- [PROBLEM STATEMENT]: Extract every line that includes the string "false".

- [INFORMATION SHOWN]:

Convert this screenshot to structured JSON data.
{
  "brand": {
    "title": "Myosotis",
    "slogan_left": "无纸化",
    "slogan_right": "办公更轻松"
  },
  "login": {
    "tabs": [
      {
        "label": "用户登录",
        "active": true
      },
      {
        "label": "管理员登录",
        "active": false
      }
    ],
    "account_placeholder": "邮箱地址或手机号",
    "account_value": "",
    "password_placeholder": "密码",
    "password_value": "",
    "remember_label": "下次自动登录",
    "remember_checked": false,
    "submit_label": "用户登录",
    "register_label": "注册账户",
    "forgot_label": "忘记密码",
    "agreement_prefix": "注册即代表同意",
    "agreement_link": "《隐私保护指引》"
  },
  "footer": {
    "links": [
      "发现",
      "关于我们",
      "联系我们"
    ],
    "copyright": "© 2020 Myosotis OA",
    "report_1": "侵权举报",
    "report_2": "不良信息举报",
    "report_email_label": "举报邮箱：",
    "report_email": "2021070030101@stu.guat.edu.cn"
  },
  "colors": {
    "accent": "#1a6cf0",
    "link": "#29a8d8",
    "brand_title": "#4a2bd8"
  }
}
--
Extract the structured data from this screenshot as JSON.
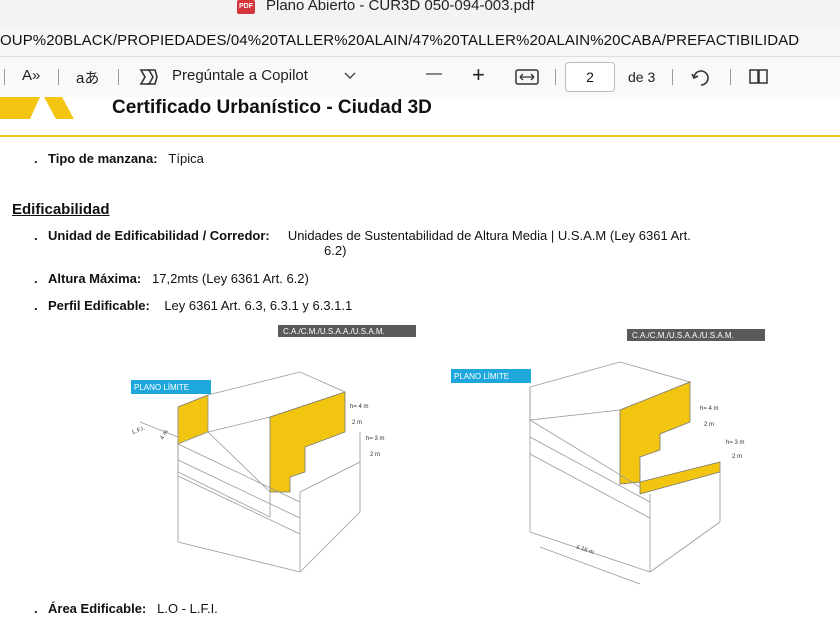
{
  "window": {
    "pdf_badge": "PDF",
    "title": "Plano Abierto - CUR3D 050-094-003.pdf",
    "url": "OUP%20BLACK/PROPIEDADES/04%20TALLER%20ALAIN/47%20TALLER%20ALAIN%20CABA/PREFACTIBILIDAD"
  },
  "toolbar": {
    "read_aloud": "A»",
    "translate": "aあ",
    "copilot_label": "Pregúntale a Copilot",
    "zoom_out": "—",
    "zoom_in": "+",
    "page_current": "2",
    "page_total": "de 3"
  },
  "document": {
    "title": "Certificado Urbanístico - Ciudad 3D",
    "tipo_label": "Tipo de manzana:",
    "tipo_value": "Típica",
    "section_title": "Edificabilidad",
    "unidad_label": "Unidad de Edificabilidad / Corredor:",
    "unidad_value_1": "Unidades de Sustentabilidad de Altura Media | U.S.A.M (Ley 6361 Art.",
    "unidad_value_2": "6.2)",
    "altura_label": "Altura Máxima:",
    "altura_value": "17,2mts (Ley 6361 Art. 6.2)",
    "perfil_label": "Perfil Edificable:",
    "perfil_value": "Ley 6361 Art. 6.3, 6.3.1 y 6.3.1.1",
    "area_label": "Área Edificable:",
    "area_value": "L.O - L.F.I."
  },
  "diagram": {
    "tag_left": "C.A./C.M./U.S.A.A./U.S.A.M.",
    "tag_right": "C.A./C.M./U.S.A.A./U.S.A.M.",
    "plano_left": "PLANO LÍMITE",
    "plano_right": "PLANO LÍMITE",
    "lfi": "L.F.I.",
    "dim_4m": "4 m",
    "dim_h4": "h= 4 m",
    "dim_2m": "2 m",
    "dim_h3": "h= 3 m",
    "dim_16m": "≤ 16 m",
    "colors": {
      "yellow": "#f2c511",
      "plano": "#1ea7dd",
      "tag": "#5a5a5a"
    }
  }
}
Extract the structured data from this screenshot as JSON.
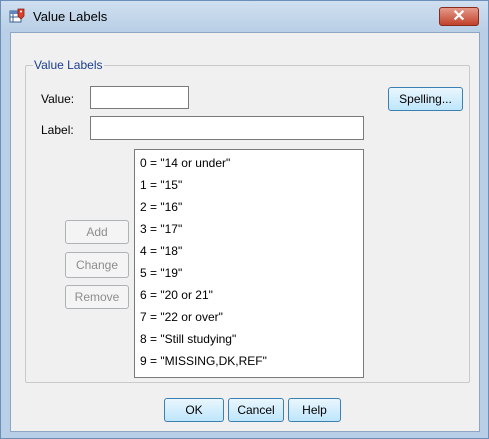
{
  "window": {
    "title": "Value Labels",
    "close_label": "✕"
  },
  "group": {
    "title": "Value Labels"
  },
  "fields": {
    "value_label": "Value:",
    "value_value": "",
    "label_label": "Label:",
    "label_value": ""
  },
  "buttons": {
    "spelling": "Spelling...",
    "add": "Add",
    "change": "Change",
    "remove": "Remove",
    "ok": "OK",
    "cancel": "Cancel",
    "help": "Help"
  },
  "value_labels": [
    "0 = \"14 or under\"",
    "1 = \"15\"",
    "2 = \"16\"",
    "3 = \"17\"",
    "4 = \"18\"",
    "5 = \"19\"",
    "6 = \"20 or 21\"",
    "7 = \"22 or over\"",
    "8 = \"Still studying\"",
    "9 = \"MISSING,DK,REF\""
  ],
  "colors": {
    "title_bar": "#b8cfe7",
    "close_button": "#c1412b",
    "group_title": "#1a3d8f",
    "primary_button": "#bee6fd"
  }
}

- [SOLUTION TO THIS EXERCISE]:
        "active": false
    "remember_checked": false,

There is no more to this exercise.